--- begin Excerpted data ---
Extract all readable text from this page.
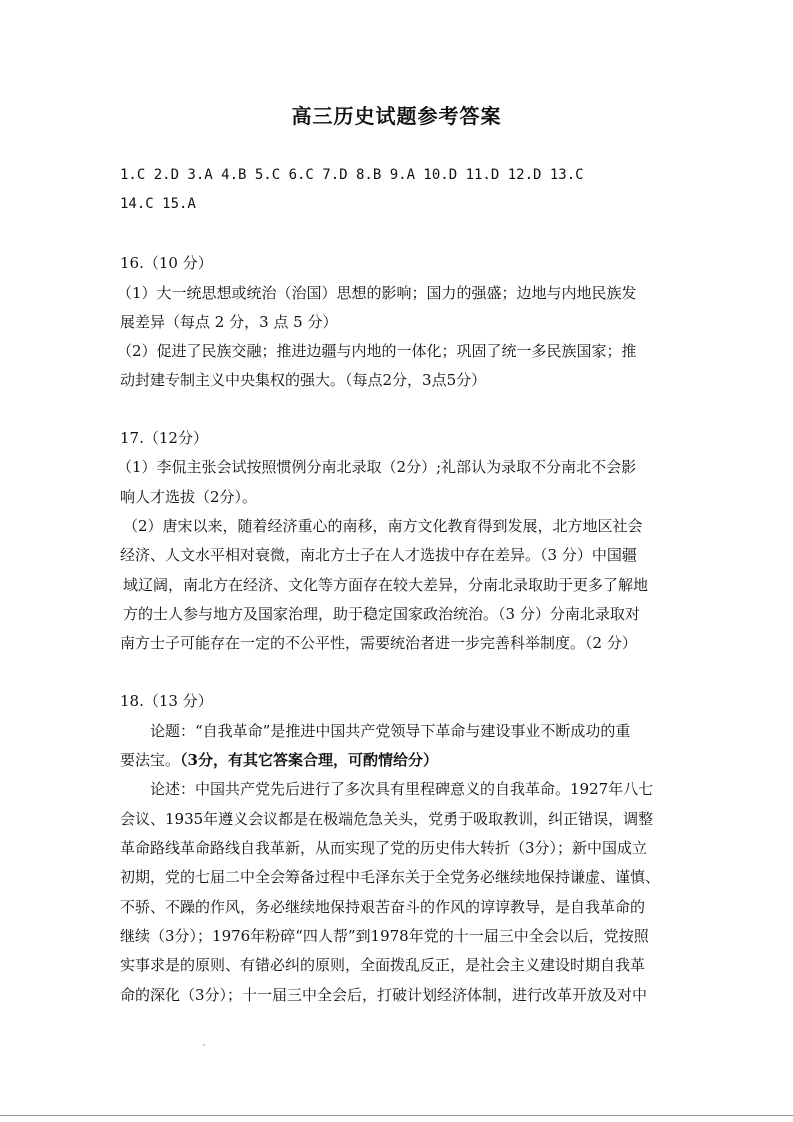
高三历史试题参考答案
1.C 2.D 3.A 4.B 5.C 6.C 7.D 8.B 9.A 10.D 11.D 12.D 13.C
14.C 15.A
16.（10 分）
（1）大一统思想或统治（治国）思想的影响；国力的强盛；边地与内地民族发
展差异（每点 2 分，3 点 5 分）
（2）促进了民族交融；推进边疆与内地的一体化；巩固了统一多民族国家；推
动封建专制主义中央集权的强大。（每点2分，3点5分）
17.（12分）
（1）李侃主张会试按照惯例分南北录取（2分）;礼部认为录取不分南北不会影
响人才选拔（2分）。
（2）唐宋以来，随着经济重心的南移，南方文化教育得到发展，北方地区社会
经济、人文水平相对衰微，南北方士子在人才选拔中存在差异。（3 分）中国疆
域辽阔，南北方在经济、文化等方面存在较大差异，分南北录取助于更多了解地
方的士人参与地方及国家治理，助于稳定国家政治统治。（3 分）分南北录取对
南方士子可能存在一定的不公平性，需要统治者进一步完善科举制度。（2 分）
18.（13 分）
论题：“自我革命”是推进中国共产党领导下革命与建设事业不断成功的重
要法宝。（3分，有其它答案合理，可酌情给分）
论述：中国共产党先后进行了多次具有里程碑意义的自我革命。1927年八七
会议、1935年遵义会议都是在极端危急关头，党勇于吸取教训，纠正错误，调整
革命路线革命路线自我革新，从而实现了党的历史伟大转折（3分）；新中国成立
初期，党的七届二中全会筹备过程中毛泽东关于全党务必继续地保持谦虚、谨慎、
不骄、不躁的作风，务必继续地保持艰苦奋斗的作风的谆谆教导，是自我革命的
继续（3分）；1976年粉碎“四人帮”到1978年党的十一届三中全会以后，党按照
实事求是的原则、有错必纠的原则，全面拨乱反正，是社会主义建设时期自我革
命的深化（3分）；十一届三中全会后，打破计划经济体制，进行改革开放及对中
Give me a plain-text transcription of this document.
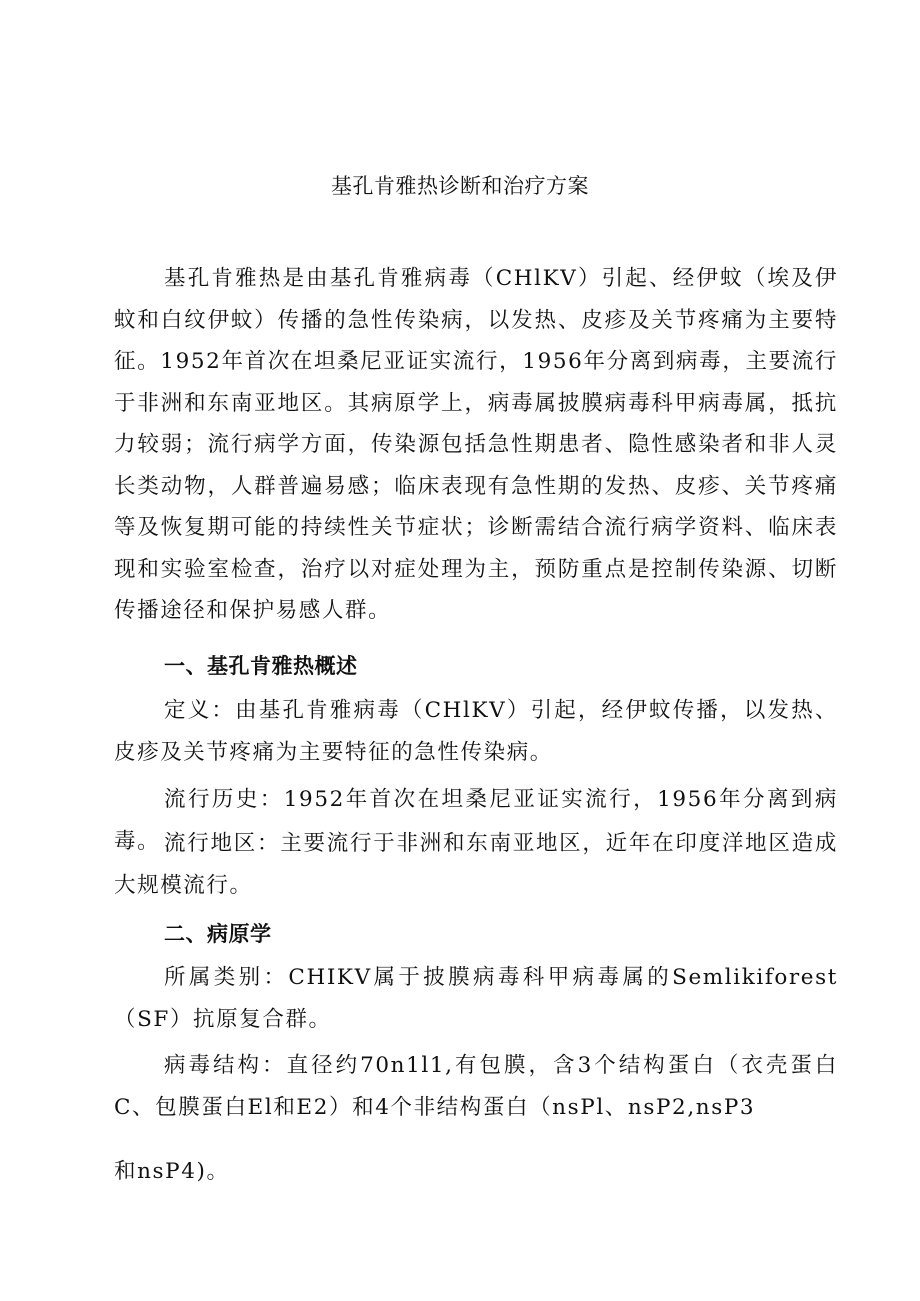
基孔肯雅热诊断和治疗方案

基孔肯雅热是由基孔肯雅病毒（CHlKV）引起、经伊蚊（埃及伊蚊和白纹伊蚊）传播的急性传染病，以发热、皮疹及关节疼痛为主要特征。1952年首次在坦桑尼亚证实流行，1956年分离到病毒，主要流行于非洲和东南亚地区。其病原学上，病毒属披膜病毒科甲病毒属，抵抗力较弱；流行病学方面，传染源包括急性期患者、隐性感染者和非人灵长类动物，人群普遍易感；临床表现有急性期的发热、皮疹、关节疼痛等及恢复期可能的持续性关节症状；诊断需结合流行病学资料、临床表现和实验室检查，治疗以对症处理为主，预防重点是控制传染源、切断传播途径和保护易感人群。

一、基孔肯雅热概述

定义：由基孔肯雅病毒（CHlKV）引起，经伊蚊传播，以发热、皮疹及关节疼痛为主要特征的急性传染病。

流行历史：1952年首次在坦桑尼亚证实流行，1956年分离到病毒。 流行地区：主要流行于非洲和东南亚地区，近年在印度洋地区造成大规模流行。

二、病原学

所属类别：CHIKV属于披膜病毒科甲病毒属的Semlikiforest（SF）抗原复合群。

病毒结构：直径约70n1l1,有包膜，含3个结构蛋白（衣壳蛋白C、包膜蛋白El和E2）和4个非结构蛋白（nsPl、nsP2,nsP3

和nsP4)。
--- end Excerpted data ---
• **To be done**
Do not copy the pictures, but repeat every line exactly.

• **Solution for this task**
Extract all readable text from this page.
高三历史试题参考答案
1.C 2.D 3.A 4.B 5.C 6.C 7.D 8.B 9.A 10.D 11.D 12.D 13.C
14.C 15.A
16.（10 分）
（1）大一统思想或统治（治国）思想的影响；国力的强盛；边地与内地民族发
展差异（每点 2 分，3 点 5 分）
（2）促进了民族交融；推进边疆与内地的一体化；巩固了统一多民族国家；推
动封建专制主义中央集权的强大。（每点2分，3点5分）
17.（12分）
（1）李侃主张会试按照惯例分南北录取（2分）;礼部认为录取不分南北不会影
响人才选拔（2分）。
（2）唐宋以来，随着经济重心的南移，南方文化教育得到发展，北方地区社会
经济、人文水平相对衰微，南北方士子在人才选拔中存在差异。（3 分）中国疆
域辽阔，南北方在经济、文化等方面存在较大差异，分南北录取助于更多了解地
方的士人参与地方及国家治理，助于稳定国家政治统治。（3 分）分南北录取对
南方士子可能存在一定的不公平性，需要统治者进一步完善科举制度。（2 分）
18.（13 分）
论题：“自我革命”是推进中国共产党领导下革命与建设事业不断成功的重
要法宝。（3分，有其它答案合理，可酌情给分）
论述：中国共产党先后进行了多次具有里程碑意义的自我革命。1927年八七
会议、1935年遵义会议都是在极端危急关头，党勇于吸取教训，纠正错误，调整
革命路线革命路线自我革新，从而实现了党的历史伟大转折（3分）；新中国成立
初期，党的七届二中全会筹备过程中毛泽东关于全党务必继续地保持谦虚、谨慎、
不骄、不躁的作风，务必继续地保持艰苦奋斗的作风的谆谆教导，是自我革命的
继续（3分）；1976年粉碎“四人帮”到1978年党的十一届三中全会以后，党按照
实事求是的原则、有错必纠的原则，全面拨乱反正，是社会主义建设时期自我革
命的深化（3分）；十一届三中全会后，打破计划经济体制，进行改革开放及对中
Give me a plain-text transcription of this document.
基孔肯雅热诊断和治疗方案

基孔肯雅热是由基孔肯雅病毒（CHlKV）引起、经伊蚊（埃及伊蚊和白纹伊蚊）传播的急性传染病，以发热、皮疹及关节疼痛为主要特征。1952年首次在坦桑尼亚证实流行，1956年分离到病毒，主要流行于非洲和东南亚地区。其病原学上，病毒属披膜病毒科甲病毒属，抵抗力较弱；流行病学方面，传染源包括急性期患者、隐性感染者和非人灵长类动物，人群普遍易感；临床表现有急性期的发热、皮疹、关节疼痛等及恢复期可能的持续性关节症状；诊断需结合流行病学资料、临床表现和实验室检查，治疗以对症处理为主，预防重点是控制传染源、切断传播途径和保护易感人群。

一、基孔肯雅热概述

定义：由基孔肯雅病毒（CHlKV）引起，经伊蚊传播，以发热、皮疹及关节疼痛为主要特征的急性传染病。

流行历史：1952年首次在坦桑尼亚证实流行，1956年分离到病毒。 流行地区：主要流行于非洲和东南亚地区，近年在印度洋地区造成大规模流行。

二、病原学

所属类别：CHIKV属于披膜病毒科甲病毒属的Semlikiforest（SF）抗原复合群。

病毒结构：直径约70n1l1,有包膜，含3个结构蛋白（衣壳蛋白C、包膜蛋白El和E2）和4个非结构蛋白（nsPl、nsP2,nsP3

和nsP4)。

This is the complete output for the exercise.